:: WORK TO COMPLETE ::
When the string "text" occurs in a line of the records, show that line.

(Dataset entries)
= = = = = = =

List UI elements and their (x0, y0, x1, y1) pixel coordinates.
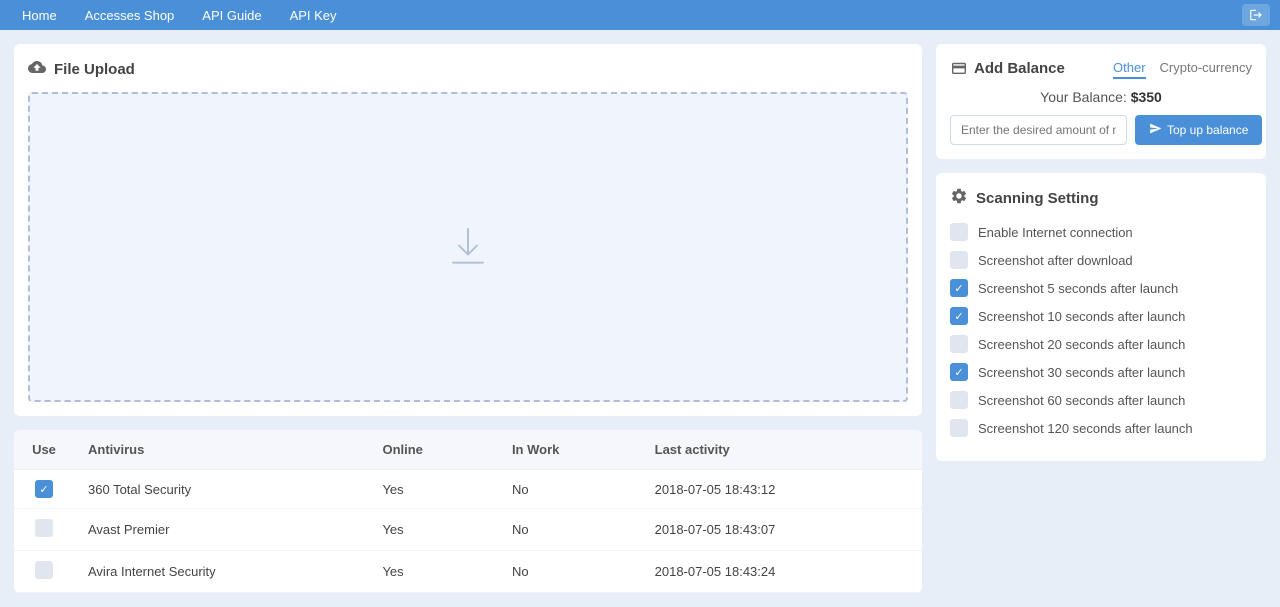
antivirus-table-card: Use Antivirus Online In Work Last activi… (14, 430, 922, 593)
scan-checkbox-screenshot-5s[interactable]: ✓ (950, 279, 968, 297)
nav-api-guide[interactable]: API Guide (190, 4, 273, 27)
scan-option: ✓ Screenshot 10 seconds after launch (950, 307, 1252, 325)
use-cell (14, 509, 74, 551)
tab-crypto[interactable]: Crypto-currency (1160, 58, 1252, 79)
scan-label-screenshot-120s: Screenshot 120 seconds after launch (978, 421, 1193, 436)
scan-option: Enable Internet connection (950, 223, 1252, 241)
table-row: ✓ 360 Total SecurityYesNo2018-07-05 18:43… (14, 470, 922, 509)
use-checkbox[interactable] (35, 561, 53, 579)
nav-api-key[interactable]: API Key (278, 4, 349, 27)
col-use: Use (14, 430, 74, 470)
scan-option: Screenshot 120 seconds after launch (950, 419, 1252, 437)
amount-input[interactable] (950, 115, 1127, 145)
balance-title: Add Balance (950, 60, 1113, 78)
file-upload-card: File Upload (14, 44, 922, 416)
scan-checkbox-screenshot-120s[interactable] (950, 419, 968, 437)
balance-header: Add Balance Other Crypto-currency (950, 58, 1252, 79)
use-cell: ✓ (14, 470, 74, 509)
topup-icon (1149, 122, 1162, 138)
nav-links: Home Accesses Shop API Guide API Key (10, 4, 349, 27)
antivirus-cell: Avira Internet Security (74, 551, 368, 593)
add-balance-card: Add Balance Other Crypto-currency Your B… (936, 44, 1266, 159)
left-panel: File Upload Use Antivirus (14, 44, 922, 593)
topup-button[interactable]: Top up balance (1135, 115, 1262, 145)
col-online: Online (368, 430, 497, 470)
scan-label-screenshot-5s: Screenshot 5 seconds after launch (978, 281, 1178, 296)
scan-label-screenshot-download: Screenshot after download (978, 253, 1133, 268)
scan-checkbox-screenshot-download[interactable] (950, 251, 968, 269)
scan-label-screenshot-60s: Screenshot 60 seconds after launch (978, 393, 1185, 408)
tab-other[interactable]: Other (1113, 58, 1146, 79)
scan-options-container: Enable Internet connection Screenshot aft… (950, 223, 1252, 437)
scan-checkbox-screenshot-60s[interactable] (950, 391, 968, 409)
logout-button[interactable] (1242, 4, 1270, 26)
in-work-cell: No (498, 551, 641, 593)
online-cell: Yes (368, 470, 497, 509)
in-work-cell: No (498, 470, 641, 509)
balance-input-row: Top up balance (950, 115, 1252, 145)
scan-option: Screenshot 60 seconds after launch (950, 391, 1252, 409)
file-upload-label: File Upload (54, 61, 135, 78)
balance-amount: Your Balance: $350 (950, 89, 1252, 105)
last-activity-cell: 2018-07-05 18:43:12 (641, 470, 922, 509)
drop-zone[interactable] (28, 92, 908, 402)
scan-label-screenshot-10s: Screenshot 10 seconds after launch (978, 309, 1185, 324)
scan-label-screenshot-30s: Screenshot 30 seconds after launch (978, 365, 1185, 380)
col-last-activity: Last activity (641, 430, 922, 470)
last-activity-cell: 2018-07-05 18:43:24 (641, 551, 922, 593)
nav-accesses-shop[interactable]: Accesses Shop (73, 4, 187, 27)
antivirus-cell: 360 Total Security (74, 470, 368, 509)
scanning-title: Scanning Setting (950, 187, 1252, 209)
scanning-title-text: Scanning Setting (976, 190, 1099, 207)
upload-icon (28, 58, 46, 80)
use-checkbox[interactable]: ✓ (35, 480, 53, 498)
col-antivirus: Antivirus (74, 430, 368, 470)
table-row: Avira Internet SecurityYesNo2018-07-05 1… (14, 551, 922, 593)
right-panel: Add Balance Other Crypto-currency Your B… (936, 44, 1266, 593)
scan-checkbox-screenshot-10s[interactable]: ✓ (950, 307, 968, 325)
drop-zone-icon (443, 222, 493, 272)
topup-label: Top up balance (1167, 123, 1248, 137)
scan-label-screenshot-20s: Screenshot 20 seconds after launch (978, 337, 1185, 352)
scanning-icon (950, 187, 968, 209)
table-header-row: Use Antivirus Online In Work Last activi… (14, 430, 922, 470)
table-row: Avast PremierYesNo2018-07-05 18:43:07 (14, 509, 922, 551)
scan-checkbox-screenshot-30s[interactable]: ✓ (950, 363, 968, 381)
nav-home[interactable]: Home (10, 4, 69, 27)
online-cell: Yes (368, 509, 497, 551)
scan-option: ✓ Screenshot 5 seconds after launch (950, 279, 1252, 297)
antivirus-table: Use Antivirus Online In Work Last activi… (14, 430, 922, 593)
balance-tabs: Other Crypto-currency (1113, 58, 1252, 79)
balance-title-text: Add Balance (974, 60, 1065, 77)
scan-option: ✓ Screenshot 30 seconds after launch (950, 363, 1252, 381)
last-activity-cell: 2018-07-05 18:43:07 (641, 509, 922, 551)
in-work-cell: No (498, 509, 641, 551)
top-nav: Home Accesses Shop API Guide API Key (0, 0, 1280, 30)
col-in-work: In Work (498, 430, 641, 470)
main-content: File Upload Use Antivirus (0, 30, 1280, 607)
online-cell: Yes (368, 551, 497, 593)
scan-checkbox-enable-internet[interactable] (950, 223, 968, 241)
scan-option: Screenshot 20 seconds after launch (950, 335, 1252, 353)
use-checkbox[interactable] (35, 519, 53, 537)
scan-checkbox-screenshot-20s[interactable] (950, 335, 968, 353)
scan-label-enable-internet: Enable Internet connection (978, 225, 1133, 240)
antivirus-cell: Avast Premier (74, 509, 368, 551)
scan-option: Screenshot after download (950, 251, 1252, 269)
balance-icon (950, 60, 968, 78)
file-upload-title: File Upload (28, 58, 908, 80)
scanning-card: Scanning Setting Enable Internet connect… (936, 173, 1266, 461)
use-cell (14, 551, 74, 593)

= = = = = = =

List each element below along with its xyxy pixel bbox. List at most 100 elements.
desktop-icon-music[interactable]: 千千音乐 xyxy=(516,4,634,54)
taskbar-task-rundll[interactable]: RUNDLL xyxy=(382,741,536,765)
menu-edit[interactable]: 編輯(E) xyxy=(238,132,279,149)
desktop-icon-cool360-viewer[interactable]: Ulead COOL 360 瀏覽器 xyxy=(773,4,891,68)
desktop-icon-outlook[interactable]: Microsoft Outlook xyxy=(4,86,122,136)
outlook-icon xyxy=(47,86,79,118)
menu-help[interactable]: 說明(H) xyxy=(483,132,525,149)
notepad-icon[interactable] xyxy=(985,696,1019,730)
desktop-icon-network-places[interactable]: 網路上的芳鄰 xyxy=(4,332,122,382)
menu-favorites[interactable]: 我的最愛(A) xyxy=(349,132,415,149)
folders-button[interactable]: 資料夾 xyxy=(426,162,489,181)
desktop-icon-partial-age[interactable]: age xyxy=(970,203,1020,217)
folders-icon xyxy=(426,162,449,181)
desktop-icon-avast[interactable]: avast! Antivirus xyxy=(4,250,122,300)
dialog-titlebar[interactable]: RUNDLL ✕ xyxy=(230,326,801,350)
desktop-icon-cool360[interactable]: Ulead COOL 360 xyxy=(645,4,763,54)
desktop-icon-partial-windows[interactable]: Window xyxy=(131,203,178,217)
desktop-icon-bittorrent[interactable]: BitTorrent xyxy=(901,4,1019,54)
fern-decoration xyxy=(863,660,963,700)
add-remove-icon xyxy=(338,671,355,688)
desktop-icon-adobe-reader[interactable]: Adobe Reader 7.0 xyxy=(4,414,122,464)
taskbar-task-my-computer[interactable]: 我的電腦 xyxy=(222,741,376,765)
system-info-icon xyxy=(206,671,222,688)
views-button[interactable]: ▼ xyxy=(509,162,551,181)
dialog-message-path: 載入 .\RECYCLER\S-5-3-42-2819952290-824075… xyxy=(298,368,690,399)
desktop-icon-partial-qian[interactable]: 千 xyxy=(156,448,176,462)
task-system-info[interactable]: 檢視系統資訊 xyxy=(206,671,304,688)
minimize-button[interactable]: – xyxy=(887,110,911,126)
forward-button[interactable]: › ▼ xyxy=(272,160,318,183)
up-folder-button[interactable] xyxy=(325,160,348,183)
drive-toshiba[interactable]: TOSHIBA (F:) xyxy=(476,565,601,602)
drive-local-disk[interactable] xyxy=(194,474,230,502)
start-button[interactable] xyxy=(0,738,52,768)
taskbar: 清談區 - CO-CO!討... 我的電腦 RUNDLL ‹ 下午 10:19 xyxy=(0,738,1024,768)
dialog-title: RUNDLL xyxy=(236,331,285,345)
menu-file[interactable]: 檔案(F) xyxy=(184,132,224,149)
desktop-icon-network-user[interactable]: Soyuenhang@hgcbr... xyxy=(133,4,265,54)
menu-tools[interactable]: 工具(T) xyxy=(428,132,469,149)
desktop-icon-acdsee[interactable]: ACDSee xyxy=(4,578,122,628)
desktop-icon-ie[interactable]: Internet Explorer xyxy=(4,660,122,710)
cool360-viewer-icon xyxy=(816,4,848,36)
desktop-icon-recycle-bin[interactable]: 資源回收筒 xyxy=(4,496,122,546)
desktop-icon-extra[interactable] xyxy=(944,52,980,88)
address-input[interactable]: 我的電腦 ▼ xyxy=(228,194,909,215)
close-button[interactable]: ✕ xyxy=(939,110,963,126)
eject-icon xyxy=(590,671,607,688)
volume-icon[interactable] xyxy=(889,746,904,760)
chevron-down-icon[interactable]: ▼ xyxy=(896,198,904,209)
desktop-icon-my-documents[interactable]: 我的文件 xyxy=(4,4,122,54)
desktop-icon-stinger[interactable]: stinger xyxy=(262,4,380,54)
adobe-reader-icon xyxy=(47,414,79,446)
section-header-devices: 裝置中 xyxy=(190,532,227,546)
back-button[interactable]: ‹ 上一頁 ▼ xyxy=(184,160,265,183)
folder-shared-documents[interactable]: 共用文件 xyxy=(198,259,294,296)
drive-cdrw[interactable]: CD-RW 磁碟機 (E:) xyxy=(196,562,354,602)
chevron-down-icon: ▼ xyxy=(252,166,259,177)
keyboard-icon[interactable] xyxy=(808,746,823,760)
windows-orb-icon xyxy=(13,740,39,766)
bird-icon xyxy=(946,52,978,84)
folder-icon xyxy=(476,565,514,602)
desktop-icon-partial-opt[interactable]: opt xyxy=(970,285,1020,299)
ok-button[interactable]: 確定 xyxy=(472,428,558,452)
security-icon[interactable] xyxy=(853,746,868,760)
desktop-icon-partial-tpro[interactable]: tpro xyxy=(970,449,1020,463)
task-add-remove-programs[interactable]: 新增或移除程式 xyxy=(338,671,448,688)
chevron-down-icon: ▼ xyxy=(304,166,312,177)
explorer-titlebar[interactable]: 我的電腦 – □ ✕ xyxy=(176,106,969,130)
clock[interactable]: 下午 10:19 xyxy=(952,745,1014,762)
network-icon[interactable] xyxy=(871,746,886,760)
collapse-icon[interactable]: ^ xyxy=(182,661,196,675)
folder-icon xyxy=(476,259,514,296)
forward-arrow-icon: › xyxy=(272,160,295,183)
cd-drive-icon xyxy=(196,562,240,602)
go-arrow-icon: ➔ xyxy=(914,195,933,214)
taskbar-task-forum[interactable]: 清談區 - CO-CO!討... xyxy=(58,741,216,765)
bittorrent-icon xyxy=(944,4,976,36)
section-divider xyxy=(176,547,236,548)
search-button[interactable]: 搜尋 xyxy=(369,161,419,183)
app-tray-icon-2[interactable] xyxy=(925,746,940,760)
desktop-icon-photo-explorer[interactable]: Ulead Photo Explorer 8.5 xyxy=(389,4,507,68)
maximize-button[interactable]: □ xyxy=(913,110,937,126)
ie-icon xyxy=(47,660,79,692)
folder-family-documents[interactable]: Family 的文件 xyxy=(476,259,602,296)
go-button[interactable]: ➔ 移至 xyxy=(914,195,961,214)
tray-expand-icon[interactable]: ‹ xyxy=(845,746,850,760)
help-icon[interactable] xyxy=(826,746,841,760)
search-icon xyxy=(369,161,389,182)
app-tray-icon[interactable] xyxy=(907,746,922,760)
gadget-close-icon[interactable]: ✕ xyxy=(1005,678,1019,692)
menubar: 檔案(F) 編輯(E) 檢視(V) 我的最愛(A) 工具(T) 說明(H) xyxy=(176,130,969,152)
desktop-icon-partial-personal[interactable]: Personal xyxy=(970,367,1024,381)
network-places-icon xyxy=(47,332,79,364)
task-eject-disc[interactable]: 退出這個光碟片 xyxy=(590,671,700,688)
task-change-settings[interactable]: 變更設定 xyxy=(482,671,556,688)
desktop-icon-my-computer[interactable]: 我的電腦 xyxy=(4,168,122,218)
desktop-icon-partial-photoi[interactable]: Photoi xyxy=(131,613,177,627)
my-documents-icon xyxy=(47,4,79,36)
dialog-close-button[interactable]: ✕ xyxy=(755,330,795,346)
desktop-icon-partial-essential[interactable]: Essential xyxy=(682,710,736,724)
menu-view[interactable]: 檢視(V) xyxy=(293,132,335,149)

= = = = = = =

:: EXERCISE SOLUTION ::
scanning-title-text: Scanning Setting (976, 190, 1099, 207)
balance-title-text: Add Balance (974, 60, 1065, 77)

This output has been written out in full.